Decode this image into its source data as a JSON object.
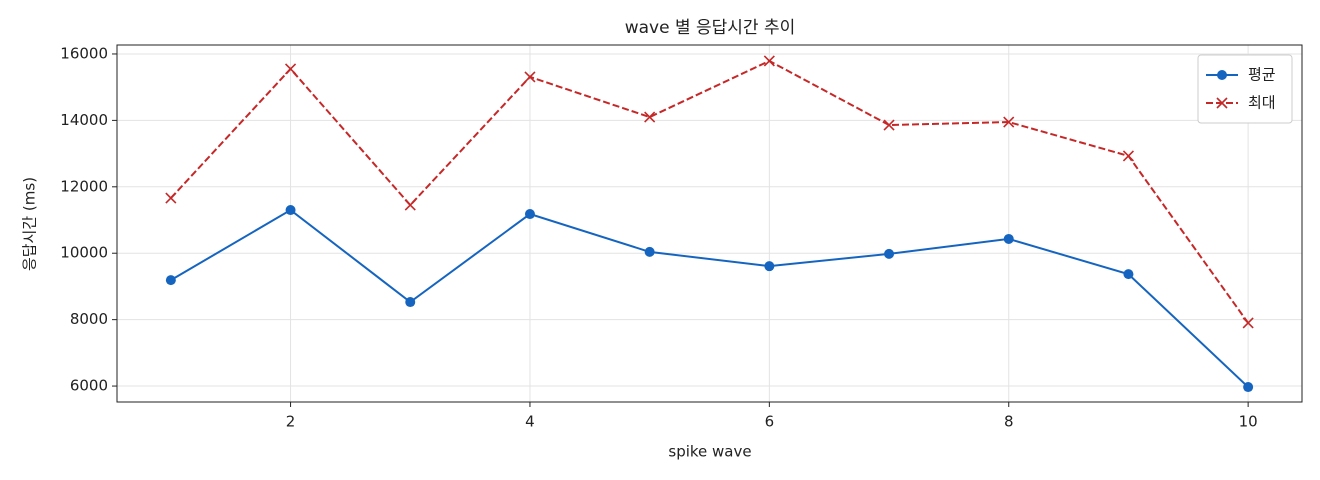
{
  "chart_data": {
    "type": "line",
    "title": "wave 별 응답시간 추이",
    "xlabel": "spike wave",
    "ylabel": "응답시간 (ms)",
    "x": [
      1,
      2,
      3,
      4,
      5,
      6,
      7,
      8,
      9,
      10
    ],
    "series": [
      {
        "name": "평균",
        "color": "#1565c0",
        "linestyle": "solid",
        "marker": "circle",
        "values": [
          9190,
          11300,
          8530,
          11180,
          10040,
          9610,
          9980,
          10430,
          9370,
          5970
        ]
      },
      {
        "name": "최대",
        "color": "#c62828",
        "linestyle": "dashed",
        "marker": "x",
        "values": [
          11660,
          15550,
          11450,
          15310,
          14100,
          15790,
          13860,
          13950,
          12930,
          7900
        ]
      }
    ],
    "xlim": [
      0.55,
      10.45
    ],
    "ylim": [
      5520,
      16270
    ],
    "xticks": [
      2,
      4,
      6,
      8,
      10
    ],
    "yticks": [
      6000,
      8000,
      10000,
      12000,
      14000,
      16000
    ],
    "grid": true,
    "legend": "upper right"
  }
}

To do
Repeat verbatim all the material, but not the pictures.

Output
Decode this image into its source data as a JSON object.
{
  "chart_data": {
    "type": "line",
    "title": "wave 별 응답시간 추이",
    "xlabel": "spike wave",
    "ylabel": "응답시간 (ms)",
    "x": [
      1,
      2,
      3,
      4,
      5,
      6,
      7,
      8,
      9,
      10
    ],
    "series": [
      {
        "name": "평균",
        "color": "#1565c0",
        "linestyle": "solid",
        "marker": "circle",
        "values": [
          9190,
          11300,
          8530,
          11180,
          10040,
          9610,
          9980,
          10430,
          9370,
          5970
        ]
      },
      {
        "name": "최대",
        "color": "#c62828",
        "linestyle": "dashed",
        "marker": "x",
        "values": [
          11660,
          15550,
          11450,
          15310,
          14100,
          15790,
          13860,
          13950,
          12930,
          7900
        ]
      }
    ],
    "xlim": [
      0.55,
      10.45
    ],
    "ylim": [
      5520,
      16270
    ],
    "xticks": [
      2,
      4,
      6,
      8,
      10
    ],
    "yticks": [
      6000,
      8000,
      10000,
      12000,
      14000,
      16000
    ],
    "grid": true,
    "legend": "upper right"
  }
}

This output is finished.